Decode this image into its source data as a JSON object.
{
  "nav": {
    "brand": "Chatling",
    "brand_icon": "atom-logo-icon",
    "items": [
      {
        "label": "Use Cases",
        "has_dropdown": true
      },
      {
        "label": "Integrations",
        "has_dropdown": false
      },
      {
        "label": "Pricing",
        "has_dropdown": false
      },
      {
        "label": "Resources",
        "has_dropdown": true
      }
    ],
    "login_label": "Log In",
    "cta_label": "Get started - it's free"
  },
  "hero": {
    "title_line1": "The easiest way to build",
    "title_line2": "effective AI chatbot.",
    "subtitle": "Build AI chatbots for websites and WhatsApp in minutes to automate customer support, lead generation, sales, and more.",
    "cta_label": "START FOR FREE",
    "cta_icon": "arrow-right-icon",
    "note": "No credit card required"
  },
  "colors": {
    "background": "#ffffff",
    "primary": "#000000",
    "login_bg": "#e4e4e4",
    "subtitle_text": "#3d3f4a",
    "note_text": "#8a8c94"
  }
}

| Problem description |
Each record must be returned exactly as it is written.

| Solution |
Decode this image into its source data as a JSON object.
{
  "nav": {
    "brand": "Chatling",
    "brand_icon": "atom-logo-icon",
    "items": [
      {
        "label": "Use Cases",
        "has_dropdown": true
      },
      {
        "label": "Integrations",
        "has_dropdown": false
      },
      {
        "label": "Pricing",
        "has_dropdown": false
      },
      {
        "label": "Resources",
        "has_dropdown": true
      }
    ],
    "login_label": "Log In",
    "cta_label": "Get started - it's free"
  },
  "hero": {
    "title_line1": "The easiest way to build",
    "title_line2": "effective AI chatbot.",
    "subtitle": "Build AI chatbots for websites and WhatsApp in minutes to automate customer support, lead generation, sales, and more.",
    "cta_label": "START FOR FREE",
    "cta_icon": "arrow-right-icon",
    "note": "No credit card required"
  },
  "colors": {
    "background": "#ffffff",
    "primary": "#000000",
    "login_bg": "#e4e4e4",
    "subtitle_text": "#3d3f4a",
    "note_text": "#8a8c94"
  }
}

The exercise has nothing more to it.